Take the entries below and reproduce them word for word.

— Start MATERIAL PROVIDED —

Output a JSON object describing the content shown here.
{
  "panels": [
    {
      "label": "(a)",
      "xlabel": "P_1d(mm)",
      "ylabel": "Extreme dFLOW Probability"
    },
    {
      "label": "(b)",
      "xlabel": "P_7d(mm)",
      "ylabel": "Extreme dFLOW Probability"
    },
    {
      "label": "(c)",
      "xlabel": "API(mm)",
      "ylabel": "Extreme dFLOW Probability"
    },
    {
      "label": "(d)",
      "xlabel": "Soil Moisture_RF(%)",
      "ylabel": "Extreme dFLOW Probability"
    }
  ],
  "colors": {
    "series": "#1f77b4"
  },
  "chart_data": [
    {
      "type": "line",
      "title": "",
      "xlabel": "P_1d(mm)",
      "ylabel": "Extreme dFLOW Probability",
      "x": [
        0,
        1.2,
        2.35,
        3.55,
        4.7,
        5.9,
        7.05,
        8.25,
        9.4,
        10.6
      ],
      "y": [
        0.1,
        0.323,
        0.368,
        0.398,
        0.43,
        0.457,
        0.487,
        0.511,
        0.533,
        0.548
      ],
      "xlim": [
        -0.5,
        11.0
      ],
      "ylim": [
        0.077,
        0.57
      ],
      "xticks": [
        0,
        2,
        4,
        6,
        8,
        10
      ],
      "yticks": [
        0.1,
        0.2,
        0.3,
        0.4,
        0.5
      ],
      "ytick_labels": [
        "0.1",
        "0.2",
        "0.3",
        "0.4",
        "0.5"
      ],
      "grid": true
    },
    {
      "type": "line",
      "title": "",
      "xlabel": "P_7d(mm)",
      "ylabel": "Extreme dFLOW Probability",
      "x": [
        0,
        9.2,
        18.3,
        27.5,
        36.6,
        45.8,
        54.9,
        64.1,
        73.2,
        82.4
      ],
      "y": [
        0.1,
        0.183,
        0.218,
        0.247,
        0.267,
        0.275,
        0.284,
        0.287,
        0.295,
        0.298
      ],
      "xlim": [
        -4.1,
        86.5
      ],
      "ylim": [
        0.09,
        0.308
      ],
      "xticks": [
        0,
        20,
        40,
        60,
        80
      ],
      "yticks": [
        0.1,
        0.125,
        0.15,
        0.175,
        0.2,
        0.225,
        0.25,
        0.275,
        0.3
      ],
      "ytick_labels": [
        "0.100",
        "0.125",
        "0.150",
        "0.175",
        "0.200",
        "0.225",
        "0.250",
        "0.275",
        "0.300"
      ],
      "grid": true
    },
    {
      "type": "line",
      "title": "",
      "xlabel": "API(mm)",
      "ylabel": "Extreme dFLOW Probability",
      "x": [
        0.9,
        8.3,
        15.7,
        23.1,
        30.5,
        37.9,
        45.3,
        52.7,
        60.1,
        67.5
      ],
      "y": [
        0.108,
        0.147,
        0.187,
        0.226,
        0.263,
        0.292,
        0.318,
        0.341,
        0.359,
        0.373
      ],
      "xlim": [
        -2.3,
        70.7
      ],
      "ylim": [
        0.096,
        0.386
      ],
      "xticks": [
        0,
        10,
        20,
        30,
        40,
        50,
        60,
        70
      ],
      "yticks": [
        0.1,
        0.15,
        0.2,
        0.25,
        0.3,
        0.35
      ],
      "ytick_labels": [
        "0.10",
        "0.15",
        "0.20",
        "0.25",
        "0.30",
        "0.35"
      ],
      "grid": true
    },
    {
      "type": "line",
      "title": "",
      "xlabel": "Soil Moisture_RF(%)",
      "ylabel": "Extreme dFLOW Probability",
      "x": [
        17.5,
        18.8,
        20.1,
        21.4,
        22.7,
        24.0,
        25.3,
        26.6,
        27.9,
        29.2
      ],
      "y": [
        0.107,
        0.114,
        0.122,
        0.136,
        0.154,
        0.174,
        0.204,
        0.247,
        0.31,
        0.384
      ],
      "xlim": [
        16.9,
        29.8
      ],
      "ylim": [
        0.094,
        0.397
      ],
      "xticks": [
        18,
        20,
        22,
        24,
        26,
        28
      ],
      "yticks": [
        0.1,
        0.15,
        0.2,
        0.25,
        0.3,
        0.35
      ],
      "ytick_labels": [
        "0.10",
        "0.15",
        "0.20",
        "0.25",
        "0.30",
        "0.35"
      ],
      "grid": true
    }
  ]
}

— End MATERIAL PROVIDED —

• **RESULT FOR THIS EXERCISE**
Output a JSON object describing the content shown here.
{
  "panels": [
    {
      "label": "(a)",
      "xlabel": "P_1d(mm)",
      "ylabel": "Extreme dFLOW Probability"
    },
    {
      "label": "(b)",
      "xlabel": "P_7d(mm)",
      "ylabel": "Extreme dFLOW Probability"
    },
    {
      "label": "(c)",
      "xlabel": "API(mm)",
      "ylabel": "Extreme dFLOW Probability"
    },
    {
      "label": "(d)",
      "xlabel": "Soil Moisture_RF(%)",
      "ylabel": "Extreme dFLOW Probability"
    }
  ],
  "colors": {
    "series": "#1f77b4"
  },
  "chart_data": [
    {
      "type": "line",
      "title": "",
      "xlabel": "P_1d(mm)",
      "ylabel": "Extreme dFLOW Probability",
      "x": [
        0,
        1.2,
        2.35,
        3.55,
        4.7,
        5.9,
        7.05,
        8.25,
        9.4,
        10.6
      ],
      "y": [
        0.1,
        0.323,
        0.368,
        0.398,
        0.43,
        0.457,
        0.487,
        0.511,
        0.533,
        0.548
      ],
      "xlim": [
        -0.5,
        11.0
      ],
      "ylim": [
        0.077,
        0.57
      ],
      "xticks": [
        0,
        2,
        4,
        6,
        8,
        10
      ],
      "yticks": [
        0.1,
        0.2,
        0.3,
        0.4,
        0.5
      ],
      "ytick_labels": [
        "0.1",
        "0.2",
        "0.3",
        "0.4",
        "0.5"
      ],
      "grid": true
    },
    {
      "type": "line",
      "title": "",
      "xlabel": "P_7d(mm)",
      "ylabel": "Extreme dFLOW Probability",
      "x": [
        0,
        9.2,
        18.3,
        27.5,
        36.6,
        45.8,
        54.9,
        64.1,
        73.2,
        82.4
      ],
      "y": [
        0.1,
        0.183,
        0.218,
        0.247,
        0.267,
        0.275,
        0.284,
        0.287,
        0.295,
        0.298
      ],
      "xlim": [
        -4.1,
        86.5
      ],
      "ylim": [
        0.09,
        0.308
      ],
      "xticks": [
        0,
        20,
        40,
        60,
        80
      ],
      "yticks": [
        0.1,
        0.125,
        0.15,
        0.175,
        0.2,
        0.225,
        0.25,
        0.275,
        0.3
      ],
      "ytick_labels": [
        "0.100",
        "0.125",
        "0.150",
        "0.175",
        "0.200",
        "0.225",
        "0.250",
        "0.275",
        "0.300"
      ],
      "grid": true
    },
    {
      "type": "line",
      "title": "",
      "xlabel": "API(mm)",
      "ylabel": "Extreme dFLOW Probability",
      "x": [
        0.9,
        8.3,
        15.7,
        23.1,
        30.5,
        37.9,
        45.3,
        52.7,
        60.1,
        67.5
      ],
      "y": [
        0.108,
        0.147,
        0.187,
        0.226,
        0.263,
        0.292,
        0.318,
        0.341,
        0.359,
        0.373
      ],
      "xlim": [
        -2.3,
        70.7
      ],
      "ylim": [
        0.096,
        0.386
      ],
      "xticks": [
        0,
        10,
        20,
        30,
        40,
        50,
        60,
        70
      ],
      "yticks": [
        0.1,
        0.15,
        0.2,
        0.25,
        0.3,
        0.35
      ],
      "ytick_labels": [
        "0.10",
        "0.15",
        "0.20",
        "0.25",
        "0.30",
        "0.35"
      ],
      "grid": true
    },
    {
      "type": "line",
      "title": "",
      "xlabel": "Soil Moisture_RF(%)",
      "ylabel": "Extreme dFLOW Probability",
      "x": [
        17.5,
        18.8,
        20.1,
        21.4,
        22.7,
        24.0,
        25.3,
        26.6,
        27.9,
        29.2
      ],
      "y": [
        0.107,
        0.114,
        0.122,
        0.136,
        0.154,
        0.174,
        0.204,
        0.247,
        0.31,
        0.384
      ],
      "xlim": [
        16.9,
        29.8
      ],
      "ylim": [
        0.094,
        0.397
      ],
      "xticks": [
        18,
        20,
        22,
        24,
        26,
        28
      ],
      "yticks": [
        0.1,
        0.15,
        0.2,
        0.25,
        0.3,
        0.35
      ],
      "ytick_labels": [
        "0.10",
        "0.15",
        "0.20",
        "0.25",
        "0.30",
        "0.35"
      ],
      "grid": true
    }
  ]
}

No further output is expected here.